Goal of the exercise: Every line of the material is to be quoted verbatim, minus the pictures.

Records from a data source
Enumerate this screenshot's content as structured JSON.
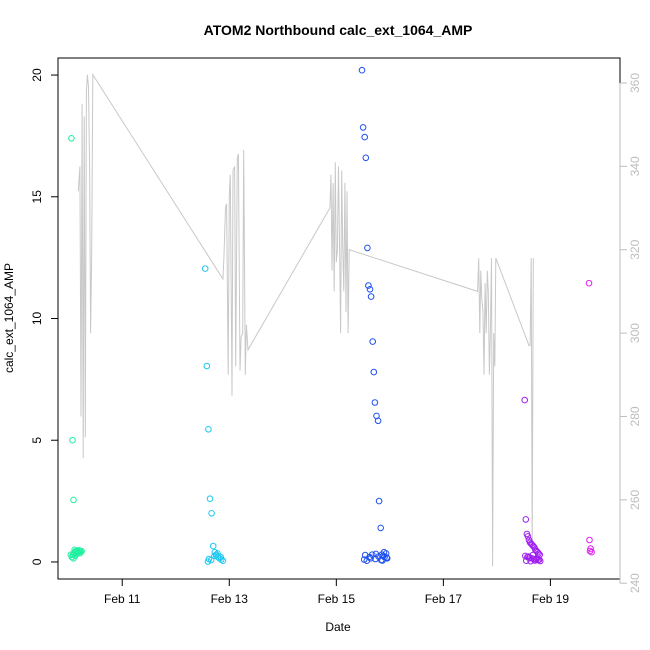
{
  "chart_data": {
    "type": "scatter",
    "title": "ATOM2 Northbound calc_ext_1064_AMP",
    "xlabel": "Date",
    "ylabel": "calc_ext_1064_AMP",
    "xlim": [
      9.8,
      20.3
    ],
    "ylim": [
      -0.7,
      20.7
    ],
    "y2lim": [
      241,
      366
    ],
    "x_ticks": [
      {
        "value": 11,
        "label": "Feb 11"
      },
      {
        "value": 13,
        "label": "Feb 13"
      },
      {
        "value": 15,
        "label": "Feb 15"
      },
      {
        "value": 17,
        "label": "Feb 17"
      },
      {
        "value": 19,
        "label": "Feb 19"
      }
    ],
    "y_ticks": [
      0,
      5,
      10,
      15,
      20
    ],
    "y2_ticks": [
      240,
      260,
      280,
      300,
      320,
      340,
      360
    ],
    "secondary_line": {
      "color": "#c8c8c8",
      "x": [
        10.18,
        10.21,
        10.23,
        10.25,
        10.27,
        10.29,
        10.31,
        10.33,
        10.35,
        10.37,
        10.39,
        10.41,
        10.43,
        10.45,
        12.88,
        12.9,
        12.93,
        12.95,
        12.98,
        13.0,
        13.02,
        13.05,
        13.07,
        13.1,
        13.12,
        13.15,
        13.17,
        13.2,
        13.22,
        13.25,
        13.27,
        13.3,
        13.32,
        13.35,
        14.88,
        14.9,
        14.92,
        14.94,
        14.96,
        14.98,
        15.0,
        15.02,
        15.04,
        15.06,
        15.08,
        15.1,
        15.12,
        15.14,
        15.16,
        15.18,
        15.2,
        15.22,
        15.24,
        17.64,
        17.66,
        17.68,
        17.7,
        17.72,
        17.74,
        17.76,
        17.78,
        17.8,
        17.82,
        17.84,
        17.86,
        17.88,
        17.9,
        17.92,
        17.94,
        17.96,
        17.98,
        18.6,
        18.62,
        18.64,
        18.66,
        18.68
      ],
      "y": [
        334,
        340,
        280,
        355,
        270,
        352,
        275,
        358,
        362,
        359,
        340,
        300,
        320,
        362,
        313,
        318,
        330,
        331,
        290,
        333,
        338,
        285,
        339,
        340,
        292,
        342,
        343,
        291,
        299,
        300,
        344,
        290,
        302,
        296,
        330,
        338,
        315,
        336,
        310,
        341,
        317,
        320,
        340,
        322,
        300,
        339,
        321,
        310,
        336,
        305,
        334,
        300,
        320,
        310,
        318,
        300,
        315,
        308,
        305,
        290,
        312,
        300,
        315,
        310,
        290,
        302,
        318,
        244,
        300,
        292,
        318,
        297,
        297,
        318,
        248,
        318
      ]
    },
    "series": [
      {
        "color": "#1ef0a0",
        "x": [
          10.05,
          10.07,
          10.09,
          10.11,
          10.13,
          10.06,
          10.08,
          10.1,
          10.12,
          10.14,
          10.16,
          10.18,
          10.2,
          10.22,
          10.04,
          10.09,
          10.12,
          10.15,
          10.24,
          10.19,
          10.21
        ],
        "y": [
          17.4,
          5.0,
          2.55,
          0.5,
          0.4,
          0.2,
          0.3,
          0.35,
          0.42,
          0.45,
          0.38,
          0.4,
          0.45,
          0.42,
          0.3,
          0.15,
          0.25,
          0.33,
          0.44,
          0.48,
          0.36
        ]
      },
      {
        "color": "#1ec8f0",
        "x": [
          12.55,
          12.58,
          12.61,
          12.64,
          12.67,
          12.7,
          12.73,
          12.76,
          12.79,
          12.82,
          12.85,
          12.88,
          12.6,
          12.66,
          12.72,
          12.78,
          12.84,
          12.62,
          12.75
        ],
        "y": [
          12.05,
          8.05,
          5.45,
          2.6,
          2.0,
          0.65,
          0.4,
          0.3,
          0.2,
          0.15,
          0.1,
          0.05,
          0.02,
          0.08,
          0.25,
          0.35,
          0.2,
          0.12,
          0.28
        ]
      },
      {
        "color": "#1e50f0",
        "x": [
          15.48,
          15.5,
          15.53,
          15.55,
          15.58,
          15.6,
          15.63,
          15.65,
          15.68,
          15.7,
          15.72,
          15.75,
          15.78,
          15.8,
          15.83,
          15.85,
          15.88,
          15.9,
          15.93,
          15.95,
          15.52,
          15.57,
          15.62,
          15.67,
          15.73,
          15.79,
          15.84,
          15.89,
          15.94,
          15.54,
          15.64,
          15.74,
          15.86
        ],
        "y": [
          20.2,
          17.85,
          17.45,
          16.6,
          12.9,
          11.35,
          11.2,
          10.9,
          9.05,
          7.8,
          6.55,
          6.0,
          5.8,
          2.5,
          1.4,
          0.3,
          0.25,
          0.2,
          0.35,
          0.15,
          0.1,
          0.05,
          0.2,
          0.3,
          0.12,
          0.22,
          0.08,
          0.4,
          0.18,
          0.28,
          0.15,
          0.33,
          0.06
        ]
      },
      {
        "color": "#9f1ef0",
        "x": [
          18.52,
          18.54,
          18.56,
          18.58,
          18.6,
          18.62,
          18.64,
          18.66,
          18.68,
          18.7,
          18.72,
          18.74,
          18.76,
          18.78,
          18.8,
          18.53,
          18.57,
          18.61,
          18.65,
          18.69,
          18.73,
          18.77,
          18.55,
          18.63,
          18.71,
          18.79,
          18.59,
          18.67,
          18.75,
          18.81
        ],
        "y": [
          6.65,
          1.75,
          1.15,
          1.05,
          0.9,
          0.8,
          0.75,
          0.7,
          0.65,
          0.6,
          0.5,
          0.45,
          0.4,
          0.35,
          0.3,
          0.25,
          0.2,
          0.18,
          0.15,
          0.12,
          0.1,
          0.08,
          0.05,
          0.03,
          0.06,
          0.1,
          0.22,
          0.28,
          0.14,
          0.04
        ]
      },
      {
        "color": "#e01ef0",
        "x": [
          19.72,
          19.73,
          19.75,
          19.77,
          19.74
        ],
        "y": [
          11.45,
          0.9,
          0.55,
          0.4,
          0.45
        ]
      }
    ]
  }
}
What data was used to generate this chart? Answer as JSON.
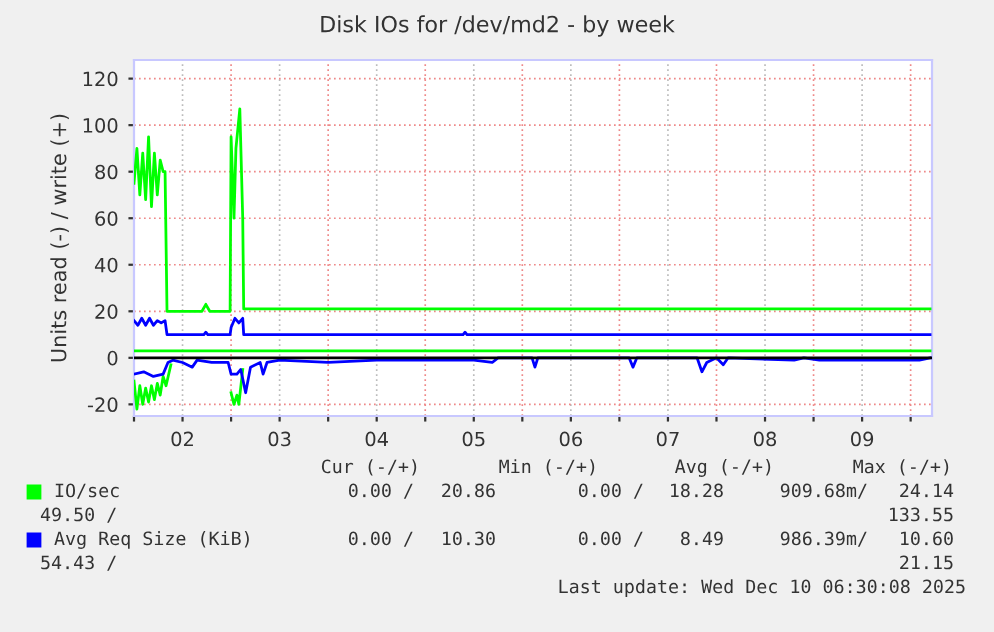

Answer to this task:
Enumerate this screenshot's content as structured JSON.
{
  "chart_data": {
    "type": "scatter",
    "title": "ATOM2 Northbound calc_ext_1064_AMP",
    "xlabel": "Date",
    "ylabel": "calc_ext_1064_AMP",
    "xlim": [
      9.8,
      20.3
    ],
    "ylim": [
      -0.7,
      20.7
    ],
    "y2lim": [
      241,
      366
    ],
    "x_ticks": [
      {
        "value": 11,
        "label": "Feb 11"
      },
      {
        "value": 13,
        "label": "Feb 13"
      },
      {
        "value": 15,
        "label": "Feb 15"
      },
      {
        "value": 17,
        "label": "Feb 17"
      },
      {
        "value": 19,
        "label": "Feb 19"
      }
    ],
    "y_ticks": [
      0,
      5,
      10,
      15,
      20
    ],
    "y2_ticks": [
      240,
      260,
      280,
      300,
      320,
      340,
      360
    ],
    "secondary_line": {
      "color": "#c8c8c8",
      "x": [
        10.18,
        10.21,
        10.23,
        10.25,
        10.27,
        10.29,
        10.31,
        10.33,
        10.35,
        10.37,
        10.39,
        10.41,
        10.43,
        10.45,
        12.88,
        12.9,
        12.93,
        12.95,
        12.98,
        13.0,
        13.02,
        13.05,
        13.07,
        13.1,
        13.12,
        13.15,
        13.17,
        13.2,
        13.22,
        13.25,
        13.27,
        13.3,
        13.32,
        13.35,
        14.88,
        14.9,
        14.92,
        14.94,
        14.96,
        14.98,
        15.0,
        15.02,
        15.04,
        15.06,
        15.08,
        15.1,
        15.12,
        15.14,
        15.16,
        15.18,
        15.2,
        15.22,
        15.24,
        17.64,
        17.66,
        17.68,
        17.7,
        17.72,
        17.74,
        17.76,
        17.78,
        17.8,
        17.82,
        17.84,
        17.86,
        17.88,
        17.9,
        17.92,
        17.94,
        17.96,
        17.98,
        18.6,
        18.62,
        18.64,
        18.66,
        18.68
      ],
      "y": [
        334,
        340,
        280,
        355,
        270,
        352,
        275,
        358,
        362,
        359,
        340,
        300,
        320,
        362,
        313,
        318,
        330,
        331,
        290,
        333,
        338,
        285,
        339,
        340,
        292,
        342,
        343,
        291,
        299,
        300,
        344,
        290,
        302,
        296,
        330,
        338,
        315,
        336,
        310,
        341,
        317,
        320,
        340,
        322,
        300,
        339,
        321,
        310,
        336,
        305,
        334,
        300,
        320,
        310,
        318,
        300,
        315,
        308,
        305,
        290,
        312,
        300,
        315,
        310,
        290,
        302,
        318,
        244,
        300,
        292,
        318,
        297,
        297,
        318,
        248,
        318
      ]
    },
    "series": [
      {
        "color": "#1ef0a0",
        "x": [
          10.05,
          10.07,
          10.09,
          10.11,
          10.13,
          10.06,
          10.08,
          10.1,
          10.12,
          10.14,
          10.16,
          10.18,
          10.2,
          10.22,
          10.04,
          10.09,
          10.12,
          10.15,
          10.24,
          10.19,
          10.21
        ],
        "y": [
          17.4,
          5.0,
          2.55,
          0.5,
          0.4,
          0.2,
          0.3,
          0.35,
          0.42,
          0.45,
          0.38,
          0.4,
          0.45,
          0.42,
          0.3,
          0.15,
          0.25,
          0.33,
          0.44,
          0.48,
          0.36
        ]
      },
      {
        "color": "#1ec8f0",
        "x": [
          12.55,
          12.58,
          12.61,
          12.64,
          12.67,
          12.7,
          12.73,
          12.76,
          12.79,
          12.82,
          12.85,
          12.88,
          12.6,
          12.66,
          12.72,
          12.78,
          12.84,
          12.62,
          12.75
        ],
        "y": [
          12.05,
          8.05,
          5.45,
          2.6,
          2.0,
          0.65,
          0.4,
          0.3,
          0.2,
          0.15,
          0.1,
          0.05,
          0.02,
          0.08,
          0.25,
          0.35,
          0.2,
          0.12,
          0.28
        ]
      },
      {
        "color": "#1e50f0",
        "x": [
          15.48,
          15.5,
          15.53,
          15.55,
          15.58,
          15.6,
          15.63,
          15.65,
          15.68,
          15.7,
          15.72,
          15.75,
          15.78,
          15.8,
          15.83,
          15.85,
          15.88,
          15.9,
          15.93,
          15.95,
          15.52,
          15.57,
          15.62,
          15.67,
          15.73,
          15.79,
          15.84,
          15.89,
          15.94,
          15.54,
          15.64,
          15.74,
          15.86
        ],
        "y": [
          20.2,
          17.85,
          17.45,
          16.6,
          12.9,
          11.35,
          11.2,
          10.9,
          9.05,
          7.8,
          6.55,
          6.0,
          5.8,
          2.5,
          1.4,
          0.3,
          0.25,
          0.2,
          0.35,
          0.15,
          0.1,
          0.05,
          0.2,
          0.3,
          0.12,
          0.22,
          0.08,
          0.4,
          0.18,
          0.28,
          0.15,
          0.33,
          0.06
        ]
      },
      {
        "color": "#9f1ef0",
        "x": [
          18.52,
          18.54,
          18.56,
          18.58,
          18.6,
          18.62,
          18.64,
          18.66,
          18.68,
          18.7,
          18.72,
          18.74,
          18.76,
          18.78,
          18.8,
          18.53,
          18.57,
          18.61,
          18.65,
          18.69,
          18.73,
          18.77,
          18.55,
          18.63,
          18.71,
          18.79,
          18.59,
          18.67,
          18.75,
          18.81
        ],
        "y": [
          6.65,
          1.75,
          1.15,
          1.05,
          0.9,
          0.8,
          0.75,
          0.7,
          0.65,
          0.6,
          0.5,
          0.45,
          0.4,
          0.35,
          0.3,
          0.25,
          0.2,
          0.18,
          0.15,
          0.12,
          0.1,
          0.08,
          0.05,
          0.03,
          0.06,
          0.1,
          0.22,
          0.28,
          0.14,
          0.04
        ]
      },
      {
        "color": "#e01ef0",
        "x": [
          19.72,
          19.73,
          19.75,
          19.77,
          19.74
        ],
        "y": [
          11.45,
          0.9,
          0.55,
          0.4,
          0.45
        ]
      }
    ]
  }
}
What data was used to generate this chart? Answer as JSON.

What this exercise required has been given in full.